[Recorded data]
------------------------------------------------------------

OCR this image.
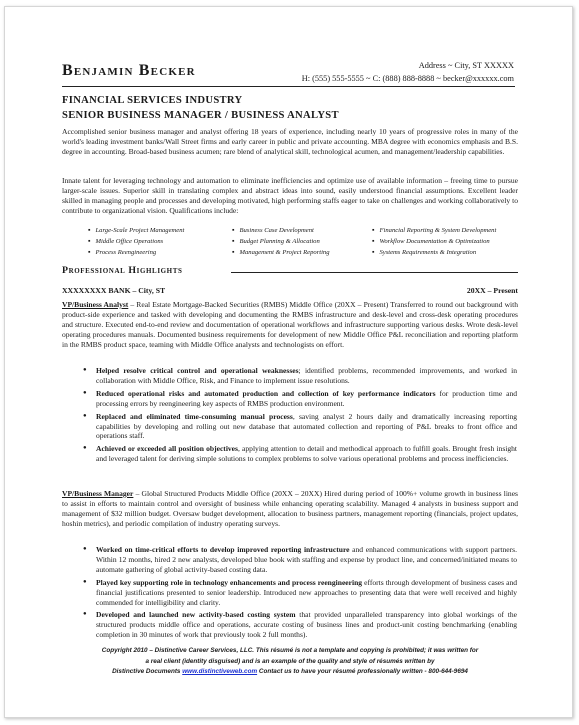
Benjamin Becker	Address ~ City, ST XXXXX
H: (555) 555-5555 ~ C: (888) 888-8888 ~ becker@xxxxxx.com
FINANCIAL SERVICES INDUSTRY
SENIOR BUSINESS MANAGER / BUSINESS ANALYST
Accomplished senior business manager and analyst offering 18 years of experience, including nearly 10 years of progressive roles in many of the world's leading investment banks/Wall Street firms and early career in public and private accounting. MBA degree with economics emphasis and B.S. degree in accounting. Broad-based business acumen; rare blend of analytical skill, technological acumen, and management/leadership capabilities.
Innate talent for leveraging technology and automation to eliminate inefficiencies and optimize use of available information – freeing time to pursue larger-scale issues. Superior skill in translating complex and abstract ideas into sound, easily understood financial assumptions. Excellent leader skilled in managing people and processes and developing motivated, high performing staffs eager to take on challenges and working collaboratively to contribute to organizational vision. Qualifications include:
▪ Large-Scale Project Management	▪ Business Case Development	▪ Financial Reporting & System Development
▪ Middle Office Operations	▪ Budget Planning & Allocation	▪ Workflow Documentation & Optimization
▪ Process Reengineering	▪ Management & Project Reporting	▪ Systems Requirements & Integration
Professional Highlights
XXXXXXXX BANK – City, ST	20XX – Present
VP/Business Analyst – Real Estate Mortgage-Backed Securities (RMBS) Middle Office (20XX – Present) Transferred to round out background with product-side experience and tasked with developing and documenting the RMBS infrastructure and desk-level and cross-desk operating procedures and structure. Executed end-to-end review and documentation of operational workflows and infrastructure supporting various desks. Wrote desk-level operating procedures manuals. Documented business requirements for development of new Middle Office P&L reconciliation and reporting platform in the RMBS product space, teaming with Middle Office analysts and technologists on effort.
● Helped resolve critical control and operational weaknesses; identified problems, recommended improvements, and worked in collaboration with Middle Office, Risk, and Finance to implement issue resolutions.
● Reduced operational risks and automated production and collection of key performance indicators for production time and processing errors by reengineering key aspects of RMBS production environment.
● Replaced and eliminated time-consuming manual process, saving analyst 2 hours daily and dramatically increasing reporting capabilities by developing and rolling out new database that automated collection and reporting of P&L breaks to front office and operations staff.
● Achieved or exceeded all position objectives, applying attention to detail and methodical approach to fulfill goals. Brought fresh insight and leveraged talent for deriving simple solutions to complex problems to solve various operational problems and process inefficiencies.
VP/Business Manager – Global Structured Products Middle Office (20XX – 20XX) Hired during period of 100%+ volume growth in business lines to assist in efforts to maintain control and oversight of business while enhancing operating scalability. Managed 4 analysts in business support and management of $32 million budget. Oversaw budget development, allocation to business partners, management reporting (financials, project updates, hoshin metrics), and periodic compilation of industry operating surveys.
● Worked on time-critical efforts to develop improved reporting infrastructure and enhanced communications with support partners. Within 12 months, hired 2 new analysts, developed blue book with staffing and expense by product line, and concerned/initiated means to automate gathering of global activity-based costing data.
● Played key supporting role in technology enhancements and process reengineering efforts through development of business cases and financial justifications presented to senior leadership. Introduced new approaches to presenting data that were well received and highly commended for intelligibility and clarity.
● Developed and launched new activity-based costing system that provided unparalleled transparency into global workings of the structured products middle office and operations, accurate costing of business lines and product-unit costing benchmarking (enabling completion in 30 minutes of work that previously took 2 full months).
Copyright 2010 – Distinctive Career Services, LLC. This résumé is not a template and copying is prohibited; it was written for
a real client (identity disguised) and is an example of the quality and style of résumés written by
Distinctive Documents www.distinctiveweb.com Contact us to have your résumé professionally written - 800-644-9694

------------------------------------------------------------

▸ YOUR GOAL
From start to finish, output the listing exactly, but omit its pictures.

▸ SOLUTION FOR THIS EXERCISE
OCR this image.
Benjamin Becker	Address ~ City, ST XXXXX
H: (555) 555-5555 ~ C: (888) 888-8888 ~ becker@xxxxxx.com
FINANCIAL SERVICES INDUSTRY
SENIOR BUSINESS MANAGER / BUSINESS ANALYST
Accomplished senior business manager and analyst offering 18 years of experience, including nearly 10 years of progressive roles in many of the world's leading investment banks/Wall Street firms and early career in public and private accounting. MBA degree with economics emphasis and B.S. degree in accounting. Broad-based business acumen; rare blend of analytical skill, technological acumen, and management/leadership capabilities.
Innate talent for leveraging technology and automation to eliminate inefficiencies and optimize use of available information – freeing time to pursue larger-scale issues. Superior skill in translating complex and abstract ideas into sound, easily understood financial assumptions. Excellent leader skilled in managing people and processes and developing motivated, high performing staffs eager to take on challenges and working collaboratively to contribute to organizational vision. Qualifications include:
▪ Large-Scale Project Management	▪ Business Case Development	▪ Financial Reporting & System Development
▪ Middle Office Operations	▪ Budget Planning & Allocation	▪ Workflow Documentation & Optimization
▪ Process Reengineering	▪ Management & Project Reporting	▪ Systems Requirements & Integration
Professional Highlights
XXXXXXXX BANK – City, ST	20XX – Present
VP/Business Analyst – Real Estate Mortgage-Backed Securities (RMBS) Middle Office (20XX – Present) Transferred to round out background with product-side experience and tasked with developing and documenting the RMBS infrastructure and desk-level and cross-desk operating procedures and structure. Executed end-to-end review and documentation of operational workflows and infrastructure supporting various desks. Wrote desk-level operating procedures manuals. Documented business requirements for development of new Middle Office P&L reconciliation and reporting platform in the RMBS product space, teaming with Middle Office analysts and technologists on effort.
● Helped resolve critical control and operational weaknesses; identified problems, recommended improvements, and worked in collaboration with Middle Office, Risk, and Finance to implement issue resolutions.
● Reduced operational risks and automated production and collection of key performance indicators for production time and processing errors by reengineering key aspects of RMBS production environment.
● Replaced and eliminated time-consuming manual process, saving analyst 2 hours daily and dramatically increasing reporting capabilities by developing and rolling out new database that automated collection and reporting of P&L breaks to front office and operations staff.
● Achieved or exceeded all position objectives, applying attention to detail and methodical approach to fulfill goals. Brought fresh insight and leveraged talent for deriving simple solutions to complex problems to solve various operational problems and process inefficiencies.
VP/Business Manager – Global Structured Products Middle Office (20XX – 20XX) Hired during period of 100%+ volume growth in business lines to assist in efforts to maintain control and oversight of business while enhancing operating scalability. Managed 4 analysts in business support and management of $32 million budget. Oversaw budget development, allocation to business partners, management reporting (financials, project updates, hoshin metrics), and periodic compilation of industry operating surveys.
● Worked on time-critical efforts to develop improved reporting infrastructure and enhanced communications with support partners. Within 12 months, hired 2 new analysts, developed blue book with staffing and expense by product line, and concerned/initiated means to automate gathering of global activity-based costing data.
● Played key supporting role in technology enhancements and process reengineering efforts through development of business cases and financial justifications presented to senior leadership. Introduced new approaches to presenting data that were well received and highly commended for intelligibility and clarity.
● Developed and launched new activity-based costing system that provided unparalleled transparency into global workings of the structured products middle office and operations, accurate costing of business lines and product-unit costing benchmarking (enabling completion in 30 minutes of work that previously took 2 full months).
Copyright 2010 – Distinctive Career Services, LLC. This résumé is not a template and copying is prohibited; it was written for
a real client (identity disguised) and is an example of the quality and style of résumés written by
Distinctive Documents www.distinctiveweb.com Contact us to have your résumé professionally written - 800-644-9694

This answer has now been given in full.